--- Begin ---
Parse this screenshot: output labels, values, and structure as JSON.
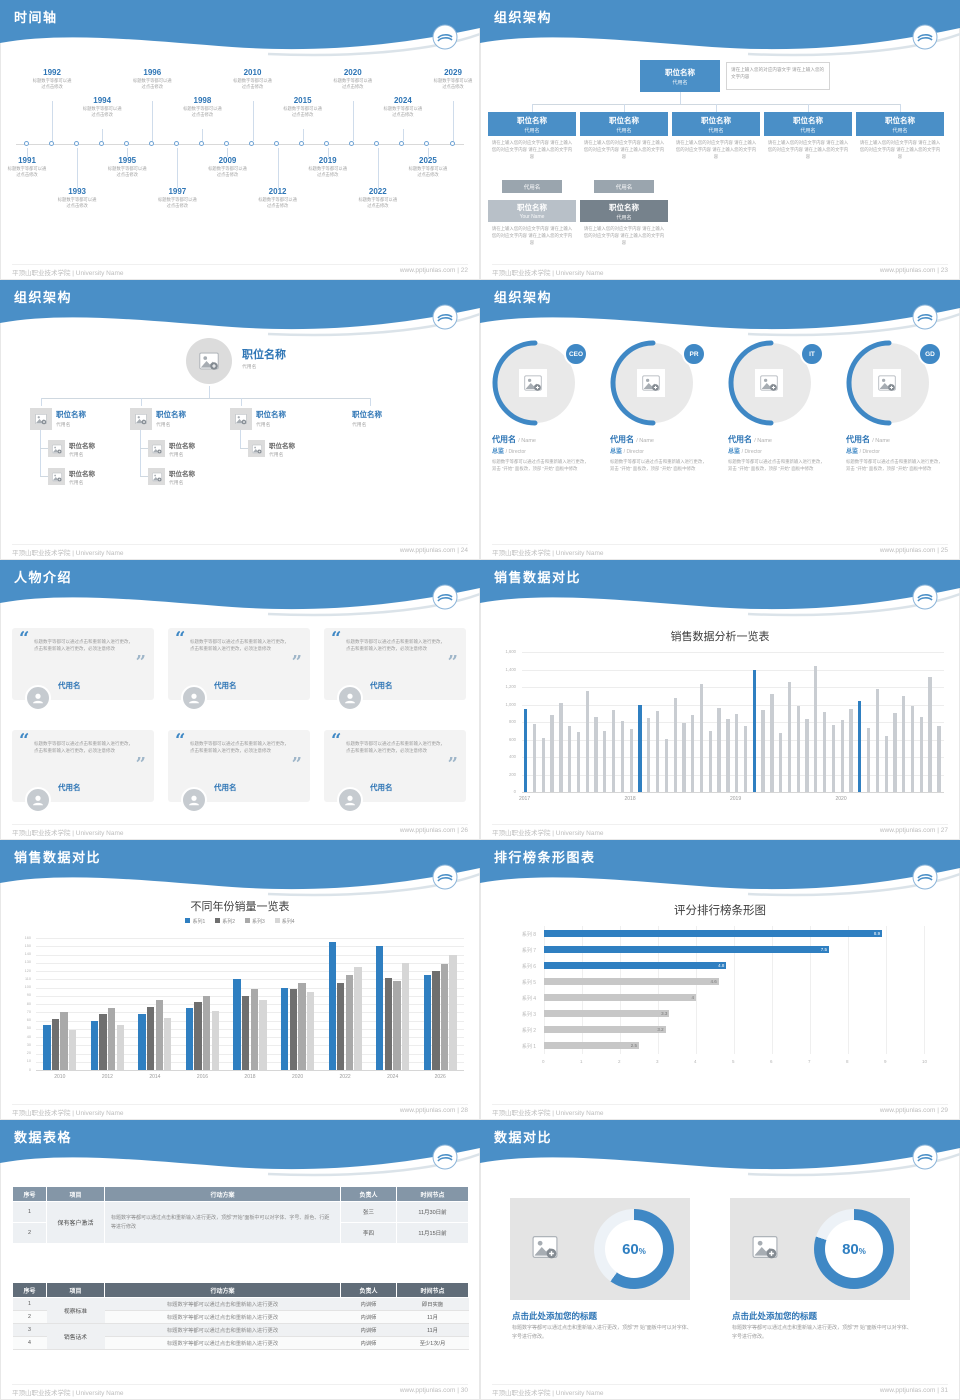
{
  "colors": {
    "header_blue": "#4a8fc7",
    "accent": "#2e75b5",
    "bar_blue": "#2f7fc1",
    "bar_gray": "#c9cdd2",
    "panel_gray": "#e4e4e4"
  },
  "footer": {
    "left": "平顶山职业技术学院 | University Name",
    "site": "www.pptjunlas.com"
  },
  "slides": {
    "timeline": {
      "title": "时间轴",
      "page": "22",
      "footer_right": "www.pptjunlas.com | 22",
      "caption": "标题数字等都可以通过点击修改",
      "items": [
        {
          "year": "1991",
          "side": "bottom"
        },
        {
          "year": "1992",
          "side": "top"
        },
        {
          "year": "1993",
          "side": "bottom"
        },
        {
          "year": "1994",
          "side": "top"
        },
        {
          "year": "1995",
          "side": "bottom"
        },
        {
          "year": "1996",
          "side": "top"
        },
        {
          "year": "1997",
          "side": "bottom"
        },
        {
          "year": "1998",
          "side": "top"
        },
        {
          "year": "2009",
          "side": "bottom"
        },
        {
          "year": "2010",
          "side": "top"
        },
        {
          "year": "2012",
          "side": "bottom"
        },
        {
          "year": "2015",
          "side": "top"
        },
        {
          "year": "2019",
          "side": "bottom"
        },
        {
          "year": "2020",
          "side": "top"
        },
        {
          "year": "2022",
          "side": "bottom"
        },
        {
          "year": "2024",
          "side": "top"
        },
        {
          "year": "2025",
          "side": "bottom"
        },
        {
          "year": "2029",
          "side": "top"
        }
      ]
    },
    "org_boxes": {
      "title": "组织架构",
      "page": "23",
      "footer_right": "www.pptjunlas.com | 23",
      "top": {
        "title": "职位名称",
        "sub": "代用名"
      },
      "note": "请在上输入您的对应内容文字 请在上输入您的文字内容",
      "columns": [
        {
          "title": "职位名称",
          "sub": "代用名"
        },
        {
          "title": "职位名称",
          "sub": "代用名"
        },
        {
          "title": "职位名称",
          "sub": "代用名"
        },
        {
          "title": "职位名称",
          "sub": "代用名"
        },
        {
          "title": "职位名称",
          "sub": "代用名"
        }
      ],
      "column_text": "请在上输入您的对应文字内容 请在上输入您的对应文字内容 请在上输入您的文字内容",
      "chips": [
        "代用名",
        "代用名"
      ],
      "bottom": [
        {
          "title": "职位名称",
          "sub": "Your Name"
        },
        {
          "title": "职位名称",
          "sub": "代用名"
        }
      ],
      "bottom_text": "请在上输入您的对应文字内容 请在上输入您的对应文字内容 请在上输入您的文字内容"
    },
    "org_tree": {
      "title": "组织架构",
      "page": "24",
      "footer_right": "www.pptjunlas.com | 24",
      "root": {
        "title": "职位名称",
        "sub": "代用名"
      },
      "children": [
        {
          "title": "职位名称",
          "sub": "代用名"
        },
        {
          "title": "职位名称",
          "sub": "代用名"
        },
        {
          "title": "职位名称",
          "sub": "代用名"
        },
        {
          "title": "职位名称",
          "sub": "代用名"
        }
      ],
      "subs": [
        [
          {
            "title": "职位名称",
            "sub": "代用名"
          },
          {
            "title": "职位名称",
            "sub": "代用名"
          }
        ],
        [
          {
            "title": "职位名称",
            "sub": "代用名"
          },
          {
            "title": "职位名称",
            "sub": "代用名"
          }
        ],
        [
          {
            "title": "职位名称",
            "sub": "代用名"
          }
        ],
        []
      ]
    },
    "org_circles": {
      "title": "组织架构",
      "page": "25",
      "footer_right": "www.pptjunlas.com | 25",
      "badges": [
        "CEO",
        "PR",
        "IT",
        "GD"
      ],
      "name": "代用名",
      "name_suffix": "/ Name",
      "role": "总监",
      "role_suffix": "/ Director",
      "desc": "标题数字等都可以通过点击和重新输入进行更改，双击 “开始” 面板改，顶部 “开始” 面板中修改"
    },
    "people": {
      "title": "人物介绍",
      "page": "26",
      "footer_right": "www.pptjunlas.com | 26",
      "quote": "标题数字等都可以通过点击和重新输入进行更改，点击和重新输入进行更改，必须注意修改",
      "cards": [
        {
          "name": "代用名"
        },
        {
          "name": "代用名"
        },
        {
          "name": "代用名"
        },
        {
          "name": "代用名"
        },
        {
          "name": "代用名"
        },
        {
          "name": "代用名"
        }
      ]
    },
    "sales_chart": {
      "title": "销售数据对比",
      "page": "27",
      "footer_right": "www.pptjunlas.com | 27",
      "chart_data": {
        "type": "bar",
        "title": "销售数据分析一览表",
        "groups": [
          "2017",
          "2018",
          "2019",
          "2020"
        ],
        "values": [
          950,
          780,
          620,
          880,
          1020,
          750,
          690,
          1150,
          860,
          700,
          940,
          810,
          720,
          1000,
          850,
          930,
          610,
          1080,
          790,
          880,
          1230,
          700,
          960,
          830,
          890,
          760,
          1390,
          940,
          1120,
          680,
          1260,
          980,
          840,
          1440,
          910,
          770,
          820,
          950,
          1040,
          730,
          1180,
          640,
          900,
          1100,
          980,
          860,
          1310,
          750
        ],
        "highlight_indices": [
          0,
          13,
          26,
          38
        ],
        "ylim": [
          0,
          1600
        ],
        "ytick_labels": [
          "0",
          "200",
          "400",
          "600",
          "800",
          "1,000",
          "1,200",
          "1,400",
          "1,600"
        ],
        "bar_color": "#c9cdd2",
        "highlight_color": "#2f7fc1"
      }
    },
    "sales_grouped": {
      "title": "销售数据对比",
      "page": "28",
      "footer_right": "www.pptjunlas.com | 28",
      "chart_data": {
        "type": "bar",
        "title": "不同年份销量一览表",
        "categories": [
          "2010",
          "2012",
          "2014",
          "2016",
          "2018",
          "2020",
          "2022",
          "2024",
          "2026"
        ],
        "series": [
          {
            "name": "系列1",
            "color": "#2f7fc1",
            "values": [
              55,
              60,
              68,
              75,
              110,
              100,
              155,
              150,
              115
            ]
          },
          {
            "name": "系列2",
            "color": "#6f6f6f",
            "values": [
              62,
              68,
              76,
              83,
              90,
              98,
              105,
              112,
              120
            ]
          },
          {
            "name": "系列3",
            "color": "#a9a9a9",
            "values": [
              70,
              75,
              85,
              90,
              98,
              105,
              115,
              108,
              128
            ]
          },
          {
            "name": "系列4",
            "color": "#d6d6d6",
            "values": [
              48,
              55,
              63,
              72,
              85,
              95,
              125,
              130,
              140
            ]
          }
        ],
        "ylim": [
          0,
          160
        ],
        "ytick_step": 10
      }
    },
    "ranking": {
      "title": "排行榜条形图表",
      "page": "29",
      "footer_right": "www.pptjunlas.com | 29",
      "chart_data": {
        "type": "bar",
        "orientation": "horizontal",
        "title": "评分排行榜条形图",
        "categories": [
          "系列 8",
          "系列 7",
          "系列 6",
          "系列 5",
          "系列 4",
          "系列 3",
          "系列 2",
          "系列 1"
        ],
        "values": [
          8.9,
          7.5,
          4.8,
          4.6,
          4,
          3.3,
          3.2,
          2.5
        ],
        "colors": [
          "#2f7fc1",
          "#2f7fc1",
          "#2f7fc1",
          "#c7c7c7",
          "#c7c7c7",
          "#c7c7c7",
          "#c7c7c7",
          "#c7c7c7"
        ],
        "xlim": [
          0,
          10
        ]
      }
    },
    "tables": {
      "title": "数据表格",
      "page": "30",
      "footer_right": "www.pptjunlas.com | 30",
      "headers": [
        "序号",
        "项目",
        "行动方案",
        "负责人",
        "时间节点"
      ],
      "table1": {
        "item": "保有客户激活",
        "plan": "标题数字等都可以通过点击和重新输入进行更改，顶部“开始”面板中可以对字体、字号、颜色、行距等进行修改",
        "rows": [
          {
            "no": "1",
            "owner": "张三",
            "time": "11月30日前"
          },
          {
            "no": "2",
            "owner": "李四",
            "time": "11月15日前"
          }
        ]
      },
      "table2": {
        "plan": "标题数字等都可以通过点击和重新输入进行更改",
        "groups": [
          {
            "item": "视察标准",
            "rows": [
              {
                "no": "1",
                "owner": "内训师",
                "time": "即日实施"
              },
              {
                "no": "2",
                "owner": "内训师",
                "time": "11月"
              }
            ]
          },
          {
            "item": "销售话术",
            "rows": [
              {
                "no": "3",
                "owner": "内训师",
                "time": "11月"
              },
              {
                "no": "4",
                "owner": "内训师",
                "time": "至少1次/月"
              }
            ]
          }
        ]
      }
    },
    "compare": {
      "title": "数据对比",
      "page": "31",
      "footer_right": "www.pptjunlas.com | 31",
      "heading": "点击此处添加您的标题",
      "desc": "标题数字等都可以通过点击和重新输入进行更改，顶部“开 始”面板中可以对字体、字号进行修改。",
      "panels": [
        {
          "percent": 60,
          "label": "60%"
        },
        {
          "percent": 80,
          "label": "80%"
        }
      ]
    }
  }
}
--- End ---
TASK GOAL — In the lines above, locate the string "plan". Copy every line where it occurs.

FINAL RESULT —
        "plan": "标题数字等都可以通过点击和重新输入进行更改，顶部“开始”面板中可以对字体、字号、颜色、行距等进行修改",
        "plan": "标题数字等都可以通过点击和重新输入进行更改",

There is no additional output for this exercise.